The law on autonomous driving is a transitional solution until harmonised regulations are available at the international level. With a view to harmonised markets and standards, Germany has a great interest in the creation of higher-level rules. The Federal Ministry of Transport and Digital Infrastructure will work resolutely to further develop the legal framework at EU and UNECE level.
Germany is already an international innovation driver: thanks in part to German initiative, the Level 3 lane-keeping system (ALKS – Automated Lane Keeping System) up to 60 kilometres per hour on motorways, which can be used in traffic jams, for example, was adopted at UN level. Extensions to the UN regulation on ALKS are currently being worked on, also with active German participation. The aim is to enable a speed extension up to 130 kilometres per hour and the lane-changing capability of the system.
The timeplan is as follows:
- The draft bill was approved by the Cabinet on 10 February 2021 and subsequently forwarded to the German Bundestag (federal parliament) and Bundesrat (federal council).
- The Bundesrat commented on the draft bill on 26 March 2021.
- After a public hearing of experts in the lead committee for transport and digital infrastructure (AfVI) in the German Bundestag on 3 May 2021, the AfVI approved the bill subject to an amendment by the coalition factions in its 113th session on 19 May 2021.
- The EU notification procedure initiated in parallel was completed on 10 May 2021.
- The Bundestag passed the bill on 20 May 2021.
- The Bundesrat approved the draft on 28 May 2021.
Now the bill will be executed by the Federal President and promulgated in the Federal Law Gazette. This means that the law could enter into force within the next few weeks.
Stages of vehicle automation
- Partially automated driving (stage 2): This is the state of the art today. The applications that the car can take over are becoming increasingly complex – even though the driver must continue to permanently monitor the system and the environment and take back control at any time. These applications include, for example, automatic parking or motorway assistance systems. When overtaking, for example, the motorway assistant takes over automatic lateral and longitudinal guidance up to a certain speed and within certain limits (lane keeping possible).

*****

--- Task to carry out ---
Answer these questions from the excerpt on Germany's autonomous driving law:
1. Up to what speed does the Level 3 lane-keeping system adopted at UN level operate on motorways?
2. On what date did the Bundestag pass the bill?
3. Which stage of vehicle automation is called the state of the art today?
The items that come next have no connection to the excerpt on Germany's autonomous driving law.

--- Data ---
*****

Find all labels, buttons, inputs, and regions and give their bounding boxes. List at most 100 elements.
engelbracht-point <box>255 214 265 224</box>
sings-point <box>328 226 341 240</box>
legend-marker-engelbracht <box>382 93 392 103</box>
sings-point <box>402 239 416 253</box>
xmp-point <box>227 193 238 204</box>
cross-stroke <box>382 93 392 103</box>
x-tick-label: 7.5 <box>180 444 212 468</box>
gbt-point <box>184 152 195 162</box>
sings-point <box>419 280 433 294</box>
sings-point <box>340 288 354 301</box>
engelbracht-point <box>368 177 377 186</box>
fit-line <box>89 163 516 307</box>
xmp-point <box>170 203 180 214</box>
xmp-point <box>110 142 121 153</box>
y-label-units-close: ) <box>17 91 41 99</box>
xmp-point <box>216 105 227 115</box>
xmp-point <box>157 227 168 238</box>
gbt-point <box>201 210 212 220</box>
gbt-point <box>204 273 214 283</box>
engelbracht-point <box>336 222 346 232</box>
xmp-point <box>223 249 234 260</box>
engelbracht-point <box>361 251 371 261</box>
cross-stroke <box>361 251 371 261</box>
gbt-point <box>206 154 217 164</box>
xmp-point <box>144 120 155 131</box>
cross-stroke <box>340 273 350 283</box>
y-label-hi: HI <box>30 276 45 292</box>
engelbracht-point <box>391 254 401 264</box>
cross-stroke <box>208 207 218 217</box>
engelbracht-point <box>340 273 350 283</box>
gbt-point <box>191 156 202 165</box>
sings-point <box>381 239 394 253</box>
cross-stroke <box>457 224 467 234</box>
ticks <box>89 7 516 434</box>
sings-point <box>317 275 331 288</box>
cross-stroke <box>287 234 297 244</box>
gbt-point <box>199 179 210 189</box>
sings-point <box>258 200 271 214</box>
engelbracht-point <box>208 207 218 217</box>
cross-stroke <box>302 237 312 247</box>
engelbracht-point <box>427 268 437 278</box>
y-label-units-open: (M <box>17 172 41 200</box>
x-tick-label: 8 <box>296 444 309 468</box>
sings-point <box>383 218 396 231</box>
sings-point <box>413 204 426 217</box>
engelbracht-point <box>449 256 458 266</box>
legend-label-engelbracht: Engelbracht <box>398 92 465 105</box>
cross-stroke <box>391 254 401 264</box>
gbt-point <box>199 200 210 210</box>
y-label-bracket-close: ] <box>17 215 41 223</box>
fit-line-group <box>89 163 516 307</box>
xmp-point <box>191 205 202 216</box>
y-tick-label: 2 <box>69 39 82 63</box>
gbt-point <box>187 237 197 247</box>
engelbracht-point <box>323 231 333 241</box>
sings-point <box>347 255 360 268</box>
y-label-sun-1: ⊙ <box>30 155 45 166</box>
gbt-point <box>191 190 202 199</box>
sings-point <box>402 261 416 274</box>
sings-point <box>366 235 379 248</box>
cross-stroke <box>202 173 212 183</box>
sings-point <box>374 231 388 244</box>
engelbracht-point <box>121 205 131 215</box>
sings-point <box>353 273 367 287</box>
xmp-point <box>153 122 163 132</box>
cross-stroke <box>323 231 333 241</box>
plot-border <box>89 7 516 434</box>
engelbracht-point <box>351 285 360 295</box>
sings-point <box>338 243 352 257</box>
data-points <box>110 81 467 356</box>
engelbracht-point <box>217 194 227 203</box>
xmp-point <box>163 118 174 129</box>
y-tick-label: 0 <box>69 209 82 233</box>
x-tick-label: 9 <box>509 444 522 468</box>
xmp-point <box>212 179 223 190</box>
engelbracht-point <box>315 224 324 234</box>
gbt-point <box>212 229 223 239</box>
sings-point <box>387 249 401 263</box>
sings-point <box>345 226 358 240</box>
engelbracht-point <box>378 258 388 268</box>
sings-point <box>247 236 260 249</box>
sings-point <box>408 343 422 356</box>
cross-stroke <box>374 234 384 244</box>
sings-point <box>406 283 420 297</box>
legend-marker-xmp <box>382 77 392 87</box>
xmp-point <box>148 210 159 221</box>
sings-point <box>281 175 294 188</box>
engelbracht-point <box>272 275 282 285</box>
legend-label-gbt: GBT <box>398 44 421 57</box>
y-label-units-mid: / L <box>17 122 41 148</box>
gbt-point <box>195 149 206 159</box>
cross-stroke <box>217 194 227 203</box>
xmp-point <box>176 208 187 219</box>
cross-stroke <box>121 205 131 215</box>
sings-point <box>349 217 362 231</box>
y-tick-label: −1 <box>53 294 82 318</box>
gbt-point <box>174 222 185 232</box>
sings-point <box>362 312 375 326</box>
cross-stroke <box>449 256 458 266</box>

*****

--- Answer area ---
1. Up to 60 kilometres per hour.
2. 20 May 2021.
3. Partially automated driving (stage 2).